List of tasks:
a. Translate this sentence from the power outage account into Spanish: "Birds, cows, and children playing were all the sounds that greeted me."
b. In the power outage account, what does the word "umukozi" mean?
c. Continue the account of the power outage in Rwanda, starting after its final sentence, "I turned the dial on again."

Source document:

####

Electricity is good. I like electricity. I will happily pay 6 dollars a month for the luxury of a hot bath and quick dinner. Not all PCVs in Rwanda have that option. And I suppose it was time for me to find out how the other shoe fits.
I was cooking pasta and tomato sauce on my two-burner stove last Monday when the power flickered. The power goes out regularly but flickering was something new. After several stops and starts, I got dinner completed. Then the power stopped altogether.
I lit a candle to eat by, read on my nook and went to bed early expecting to wake the next morning to the steady beeping from our power-console that heralds a return of the electricity.
Birds, cows, and children playing were all the sounds that greeted me.
I went to school and the market, returning to silence.
A 24-hour absence of power is unusual but not unheard of. I lit my charcoal stove outside and made dinner the Rwandan way.
Morning two: No beeping.
Evening two: Still no beeping.
I arrived back home late and wet from rain to realize just how inconvenient no-electricity living is on one’s own. Most families have an umukozi (domestic worker) who stays home to cook. When the family gets home late, the charcoal has been lit for hours and dinner is on the table. Not so when you live alone. Most houses also have a sheltered outdoor kitchen so cooking goes on, rain or shine. Again, not the case for me.
I ate my last pack of tuna from America and went to bed.
Morning three: Beeping!
Oh the glorious sound of power returned! I nearly danced out of bed! I filled my kettle and set it to boil water for my morning coffee then cracked an egg on a frying pan, looking forward to making up for my meager dinner.
I turned the stove off in despair.
I turned the dial on again.

####

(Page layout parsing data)
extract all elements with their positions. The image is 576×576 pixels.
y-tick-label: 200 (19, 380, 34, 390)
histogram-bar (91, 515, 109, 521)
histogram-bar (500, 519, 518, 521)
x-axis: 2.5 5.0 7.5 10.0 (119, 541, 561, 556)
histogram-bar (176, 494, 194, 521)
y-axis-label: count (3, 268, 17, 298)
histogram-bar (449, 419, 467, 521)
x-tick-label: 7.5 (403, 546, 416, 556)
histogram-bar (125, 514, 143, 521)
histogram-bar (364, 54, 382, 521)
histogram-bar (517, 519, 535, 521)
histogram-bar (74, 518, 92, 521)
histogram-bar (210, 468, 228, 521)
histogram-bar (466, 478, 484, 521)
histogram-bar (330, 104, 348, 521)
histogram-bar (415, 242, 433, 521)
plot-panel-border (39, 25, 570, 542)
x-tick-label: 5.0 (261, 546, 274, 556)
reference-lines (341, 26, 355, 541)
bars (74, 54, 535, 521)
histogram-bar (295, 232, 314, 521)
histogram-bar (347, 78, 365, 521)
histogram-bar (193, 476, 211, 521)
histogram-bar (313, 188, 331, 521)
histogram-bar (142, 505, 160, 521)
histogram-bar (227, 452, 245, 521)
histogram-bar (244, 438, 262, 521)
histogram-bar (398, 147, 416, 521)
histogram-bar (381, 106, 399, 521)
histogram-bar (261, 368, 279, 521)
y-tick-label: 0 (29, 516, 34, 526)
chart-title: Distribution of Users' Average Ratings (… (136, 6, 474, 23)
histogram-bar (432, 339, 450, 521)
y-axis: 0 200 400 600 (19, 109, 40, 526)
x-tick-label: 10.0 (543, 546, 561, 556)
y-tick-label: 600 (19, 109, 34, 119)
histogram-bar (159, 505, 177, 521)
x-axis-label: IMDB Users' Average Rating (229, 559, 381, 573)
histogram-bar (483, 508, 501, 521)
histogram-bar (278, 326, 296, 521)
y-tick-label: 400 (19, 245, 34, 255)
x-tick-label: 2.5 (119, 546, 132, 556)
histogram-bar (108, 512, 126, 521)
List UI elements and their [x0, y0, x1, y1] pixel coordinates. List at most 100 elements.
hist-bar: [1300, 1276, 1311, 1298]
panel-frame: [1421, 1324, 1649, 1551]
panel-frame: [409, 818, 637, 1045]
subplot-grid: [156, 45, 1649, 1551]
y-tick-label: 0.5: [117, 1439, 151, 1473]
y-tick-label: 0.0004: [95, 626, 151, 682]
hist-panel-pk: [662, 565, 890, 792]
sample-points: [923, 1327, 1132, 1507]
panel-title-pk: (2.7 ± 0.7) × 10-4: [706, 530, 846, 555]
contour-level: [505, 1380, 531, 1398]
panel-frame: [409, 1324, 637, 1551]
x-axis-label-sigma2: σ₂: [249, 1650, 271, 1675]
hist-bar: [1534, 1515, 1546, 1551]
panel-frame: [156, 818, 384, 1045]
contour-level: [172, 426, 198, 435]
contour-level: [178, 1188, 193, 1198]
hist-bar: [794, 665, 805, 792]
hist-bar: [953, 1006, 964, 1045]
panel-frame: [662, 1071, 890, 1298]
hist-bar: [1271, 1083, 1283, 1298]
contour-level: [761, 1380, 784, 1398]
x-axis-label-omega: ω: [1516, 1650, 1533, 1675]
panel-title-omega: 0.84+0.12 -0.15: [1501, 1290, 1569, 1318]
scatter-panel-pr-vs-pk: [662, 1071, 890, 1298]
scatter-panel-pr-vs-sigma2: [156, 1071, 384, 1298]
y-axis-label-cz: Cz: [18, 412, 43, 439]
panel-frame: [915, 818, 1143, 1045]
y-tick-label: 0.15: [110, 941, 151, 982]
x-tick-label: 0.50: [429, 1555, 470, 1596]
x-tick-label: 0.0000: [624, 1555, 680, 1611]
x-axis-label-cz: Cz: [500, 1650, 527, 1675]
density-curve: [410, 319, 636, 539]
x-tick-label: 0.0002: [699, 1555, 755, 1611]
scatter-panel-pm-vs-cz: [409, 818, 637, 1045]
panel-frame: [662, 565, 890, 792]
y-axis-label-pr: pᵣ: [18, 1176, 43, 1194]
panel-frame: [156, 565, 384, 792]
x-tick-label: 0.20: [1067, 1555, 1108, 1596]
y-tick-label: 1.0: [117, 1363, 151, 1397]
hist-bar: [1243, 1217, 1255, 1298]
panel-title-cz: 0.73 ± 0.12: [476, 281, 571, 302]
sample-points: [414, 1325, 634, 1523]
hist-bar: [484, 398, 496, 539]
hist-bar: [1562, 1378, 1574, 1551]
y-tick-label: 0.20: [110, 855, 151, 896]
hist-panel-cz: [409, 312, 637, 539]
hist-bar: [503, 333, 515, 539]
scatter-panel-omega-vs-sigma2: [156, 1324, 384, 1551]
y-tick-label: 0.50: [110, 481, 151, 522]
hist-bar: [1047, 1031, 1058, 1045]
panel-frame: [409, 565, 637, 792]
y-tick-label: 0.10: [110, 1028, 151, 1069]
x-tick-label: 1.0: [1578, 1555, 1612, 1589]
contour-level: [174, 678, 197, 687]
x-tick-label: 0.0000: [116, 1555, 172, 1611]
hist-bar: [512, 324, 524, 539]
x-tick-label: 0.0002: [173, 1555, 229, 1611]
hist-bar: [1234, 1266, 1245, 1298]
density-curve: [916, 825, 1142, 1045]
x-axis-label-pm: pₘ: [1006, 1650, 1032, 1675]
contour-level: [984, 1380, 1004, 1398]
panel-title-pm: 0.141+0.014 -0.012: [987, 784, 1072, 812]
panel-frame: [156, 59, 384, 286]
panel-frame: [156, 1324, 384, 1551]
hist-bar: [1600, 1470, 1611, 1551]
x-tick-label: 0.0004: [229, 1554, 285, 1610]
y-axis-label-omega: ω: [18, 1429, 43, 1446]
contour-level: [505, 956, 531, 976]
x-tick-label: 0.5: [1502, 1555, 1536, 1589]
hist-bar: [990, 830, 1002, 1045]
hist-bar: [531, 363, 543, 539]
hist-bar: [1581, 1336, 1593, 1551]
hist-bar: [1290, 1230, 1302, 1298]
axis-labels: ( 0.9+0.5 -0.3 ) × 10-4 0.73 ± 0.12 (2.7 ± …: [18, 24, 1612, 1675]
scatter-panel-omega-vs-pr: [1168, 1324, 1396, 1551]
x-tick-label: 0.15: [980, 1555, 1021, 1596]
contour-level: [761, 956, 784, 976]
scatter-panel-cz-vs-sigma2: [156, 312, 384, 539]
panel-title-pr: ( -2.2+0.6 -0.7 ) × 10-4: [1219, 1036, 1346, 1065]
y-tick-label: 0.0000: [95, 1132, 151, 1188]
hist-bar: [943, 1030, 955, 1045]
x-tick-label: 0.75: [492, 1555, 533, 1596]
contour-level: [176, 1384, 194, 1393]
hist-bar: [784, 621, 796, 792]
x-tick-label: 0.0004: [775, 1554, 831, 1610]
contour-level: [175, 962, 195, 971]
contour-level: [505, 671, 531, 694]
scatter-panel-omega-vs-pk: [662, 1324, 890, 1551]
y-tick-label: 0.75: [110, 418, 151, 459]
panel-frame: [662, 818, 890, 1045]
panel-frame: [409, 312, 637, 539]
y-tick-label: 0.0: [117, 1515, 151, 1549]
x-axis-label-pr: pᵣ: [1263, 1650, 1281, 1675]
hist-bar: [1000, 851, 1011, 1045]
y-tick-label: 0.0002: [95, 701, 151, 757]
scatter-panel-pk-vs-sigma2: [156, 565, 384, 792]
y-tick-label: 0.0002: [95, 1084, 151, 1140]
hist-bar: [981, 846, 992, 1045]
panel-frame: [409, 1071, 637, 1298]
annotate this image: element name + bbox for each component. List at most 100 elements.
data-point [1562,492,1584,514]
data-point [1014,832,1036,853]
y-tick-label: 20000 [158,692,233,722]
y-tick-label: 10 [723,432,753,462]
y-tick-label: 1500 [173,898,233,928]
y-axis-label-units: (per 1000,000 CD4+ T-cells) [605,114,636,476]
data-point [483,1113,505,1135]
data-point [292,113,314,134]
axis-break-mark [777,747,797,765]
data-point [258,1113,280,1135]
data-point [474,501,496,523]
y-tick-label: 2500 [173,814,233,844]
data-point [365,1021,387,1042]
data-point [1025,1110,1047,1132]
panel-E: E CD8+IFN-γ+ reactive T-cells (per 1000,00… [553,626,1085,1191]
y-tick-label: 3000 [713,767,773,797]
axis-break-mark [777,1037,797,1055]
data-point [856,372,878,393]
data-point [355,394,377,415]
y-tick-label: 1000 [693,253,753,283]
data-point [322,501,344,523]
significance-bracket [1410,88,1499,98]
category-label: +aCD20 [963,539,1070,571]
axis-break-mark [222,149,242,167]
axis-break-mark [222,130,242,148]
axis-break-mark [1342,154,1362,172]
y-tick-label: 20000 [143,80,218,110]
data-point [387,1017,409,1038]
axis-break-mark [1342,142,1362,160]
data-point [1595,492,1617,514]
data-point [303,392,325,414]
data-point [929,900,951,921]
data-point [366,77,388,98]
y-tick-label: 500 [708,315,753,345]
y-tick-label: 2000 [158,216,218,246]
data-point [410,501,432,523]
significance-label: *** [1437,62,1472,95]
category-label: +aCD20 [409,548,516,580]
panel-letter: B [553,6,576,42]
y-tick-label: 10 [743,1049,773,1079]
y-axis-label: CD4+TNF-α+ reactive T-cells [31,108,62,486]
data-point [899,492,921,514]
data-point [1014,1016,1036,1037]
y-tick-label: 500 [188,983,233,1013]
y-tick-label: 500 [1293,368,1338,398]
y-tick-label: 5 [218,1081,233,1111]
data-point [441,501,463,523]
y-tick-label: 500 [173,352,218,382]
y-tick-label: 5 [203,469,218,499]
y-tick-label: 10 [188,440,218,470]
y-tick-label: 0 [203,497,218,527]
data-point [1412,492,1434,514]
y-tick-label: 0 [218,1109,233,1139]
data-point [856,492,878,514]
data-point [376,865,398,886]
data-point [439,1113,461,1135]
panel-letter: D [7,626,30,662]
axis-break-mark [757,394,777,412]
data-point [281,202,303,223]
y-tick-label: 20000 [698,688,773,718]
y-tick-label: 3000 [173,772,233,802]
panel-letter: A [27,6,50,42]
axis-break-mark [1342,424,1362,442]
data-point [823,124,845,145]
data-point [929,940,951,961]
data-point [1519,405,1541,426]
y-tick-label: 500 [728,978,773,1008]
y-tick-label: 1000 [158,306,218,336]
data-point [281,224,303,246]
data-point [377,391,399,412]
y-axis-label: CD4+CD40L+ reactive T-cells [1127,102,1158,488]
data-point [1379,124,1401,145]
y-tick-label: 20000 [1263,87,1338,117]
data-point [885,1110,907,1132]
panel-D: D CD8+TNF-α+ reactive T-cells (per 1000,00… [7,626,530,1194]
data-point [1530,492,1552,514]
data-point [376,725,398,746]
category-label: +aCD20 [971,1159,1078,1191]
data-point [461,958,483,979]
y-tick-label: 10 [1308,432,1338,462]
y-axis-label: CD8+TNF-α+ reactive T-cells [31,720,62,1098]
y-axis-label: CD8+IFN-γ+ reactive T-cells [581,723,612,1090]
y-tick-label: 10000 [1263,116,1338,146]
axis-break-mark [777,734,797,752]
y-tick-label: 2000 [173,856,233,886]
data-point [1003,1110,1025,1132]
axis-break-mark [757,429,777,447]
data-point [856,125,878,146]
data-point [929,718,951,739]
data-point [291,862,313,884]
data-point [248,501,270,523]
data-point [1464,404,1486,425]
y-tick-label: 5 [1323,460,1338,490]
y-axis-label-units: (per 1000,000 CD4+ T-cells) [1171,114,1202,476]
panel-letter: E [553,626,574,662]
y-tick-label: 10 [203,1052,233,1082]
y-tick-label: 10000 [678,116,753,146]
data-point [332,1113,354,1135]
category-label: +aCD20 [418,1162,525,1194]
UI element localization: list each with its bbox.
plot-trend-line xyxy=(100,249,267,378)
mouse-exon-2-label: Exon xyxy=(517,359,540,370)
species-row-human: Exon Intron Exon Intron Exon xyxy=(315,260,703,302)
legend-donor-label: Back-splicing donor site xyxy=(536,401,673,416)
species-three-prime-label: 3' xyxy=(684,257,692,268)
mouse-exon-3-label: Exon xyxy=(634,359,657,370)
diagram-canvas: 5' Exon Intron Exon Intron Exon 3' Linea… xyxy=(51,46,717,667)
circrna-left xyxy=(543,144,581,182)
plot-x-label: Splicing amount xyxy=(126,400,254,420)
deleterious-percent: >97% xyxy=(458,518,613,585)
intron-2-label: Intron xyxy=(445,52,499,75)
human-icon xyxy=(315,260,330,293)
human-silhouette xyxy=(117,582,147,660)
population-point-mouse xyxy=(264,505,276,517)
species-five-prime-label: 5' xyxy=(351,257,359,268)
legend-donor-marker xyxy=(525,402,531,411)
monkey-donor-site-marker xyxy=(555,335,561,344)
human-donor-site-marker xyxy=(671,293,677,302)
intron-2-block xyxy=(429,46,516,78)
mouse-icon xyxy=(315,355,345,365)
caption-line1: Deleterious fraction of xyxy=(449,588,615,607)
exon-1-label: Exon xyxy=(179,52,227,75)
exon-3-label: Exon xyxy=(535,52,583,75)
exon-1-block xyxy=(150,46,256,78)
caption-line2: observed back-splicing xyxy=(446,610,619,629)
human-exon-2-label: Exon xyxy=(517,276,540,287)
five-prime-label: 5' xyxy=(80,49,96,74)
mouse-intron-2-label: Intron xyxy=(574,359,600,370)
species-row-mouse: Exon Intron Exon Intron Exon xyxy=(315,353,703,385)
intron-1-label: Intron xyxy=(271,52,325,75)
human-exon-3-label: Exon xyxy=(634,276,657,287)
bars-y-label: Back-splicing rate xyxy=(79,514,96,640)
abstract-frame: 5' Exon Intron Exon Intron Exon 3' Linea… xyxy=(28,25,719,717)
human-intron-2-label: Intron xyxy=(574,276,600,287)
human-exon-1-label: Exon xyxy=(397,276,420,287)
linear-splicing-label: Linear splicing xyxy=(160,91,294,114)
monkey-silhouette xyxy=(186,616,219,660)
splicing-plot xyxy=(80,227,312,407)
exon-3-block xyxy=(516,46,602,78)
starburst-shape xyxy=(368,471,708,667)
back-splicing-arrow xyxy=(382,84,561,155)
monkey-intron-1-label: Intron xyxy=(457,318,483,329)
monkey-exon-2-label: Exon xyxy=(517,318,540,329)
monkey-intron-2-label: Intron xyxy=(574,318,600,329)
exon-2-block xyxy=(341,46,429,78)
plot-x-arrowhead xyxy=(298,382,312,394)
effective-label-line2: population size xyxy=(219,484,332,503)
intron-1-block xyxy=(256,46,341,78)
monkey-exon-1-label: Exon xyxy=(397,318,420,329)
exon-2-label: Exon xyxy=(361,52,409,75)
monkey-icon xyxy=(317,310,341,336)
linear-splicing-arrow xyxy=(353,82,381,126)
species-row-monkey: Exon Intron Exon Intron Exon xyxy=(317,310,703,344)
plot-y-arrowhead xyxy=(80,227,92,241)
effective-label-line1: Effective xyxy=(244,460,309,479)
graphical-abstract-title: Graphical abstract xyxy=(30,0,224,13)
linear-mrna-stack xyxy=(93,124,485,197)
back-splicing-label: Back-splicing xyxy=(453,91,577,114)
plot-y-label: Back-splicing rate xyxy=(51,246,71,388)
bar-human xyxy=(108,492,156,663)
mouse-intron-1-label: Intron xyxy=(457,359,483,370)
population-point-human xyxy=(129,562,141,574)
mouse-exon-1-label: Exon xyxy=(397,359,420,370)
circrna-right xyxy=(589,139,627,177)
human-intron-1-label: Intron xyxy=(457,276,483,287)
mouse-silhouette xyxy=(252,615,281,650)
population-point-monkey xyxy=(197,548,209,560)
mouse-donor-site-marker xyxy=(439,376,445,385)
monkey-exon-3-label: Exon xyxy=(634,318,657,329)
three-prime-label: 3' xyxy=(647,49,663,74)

####

Answers per task:
a. Los pájaros, las vacas y los niños jugando fueron todos los sonidos que me recibieron.

b. A domestic worker.

c.
Hmm. It appeared as though two appliances at once was a problem. A new challenge but I’m a smart girl. I finished boiling the water in my kettle, then fried my egg. Voila!
I went to school, returned home; No beeping.
I admit to getting a bit frustrated with the fickle nature of my electricity. Everyone else had power: the school, the Parish, the hospital. It was just me and my neighbor living the hard life. Okay, and 89% of the rest of the population. But come on! I had grown to expect a certain standard of life here!
Thankfully, I left the next day for a weekend in beautiful Kibuye, determined to duke it out with my wayward electricity upon my return.
Unfortunately, my electricity also took a vacation. A long one.
I arrived home on Sunday to a quiet house. No beeping, no power.
I cooked on charcoal, graded exams by candlelight, and went to bed early.
The next day, I took my dead computer and e-reader to school to charge. I also took a cold bath and pretended it was refreshing.
Life repeated the next day.
I could do this! I had a system: fruit for breakfast, carrots and peanut butter for lunch, a real dinner at night. Use the charcoal to boil water for my thermos, enjoy a little romantic candlelight, charge electronics at school and conserve their use.
Look at me! I can live without power!
Nonetheless, I asked around. I was feeling accomplished but not at all prepared to indefinitely accept this new lifestyle. So I got tips on how to contact a technician and went to bed dreaming of the imminent return of that annoying beeping sound.
I dreamt so well that, upon waking, the high-pitched pulse rang in my ears.
I sat up and strained to hear better. Could it be? Why, yes! I wasn’t dreaming! The beeping was back!
I ran outside to find my neighbor grinning as he explained the technician discovered our problem – a damaged fuse. Fixed. We paid less than a dollar each to the miracle-worker and he went on his way.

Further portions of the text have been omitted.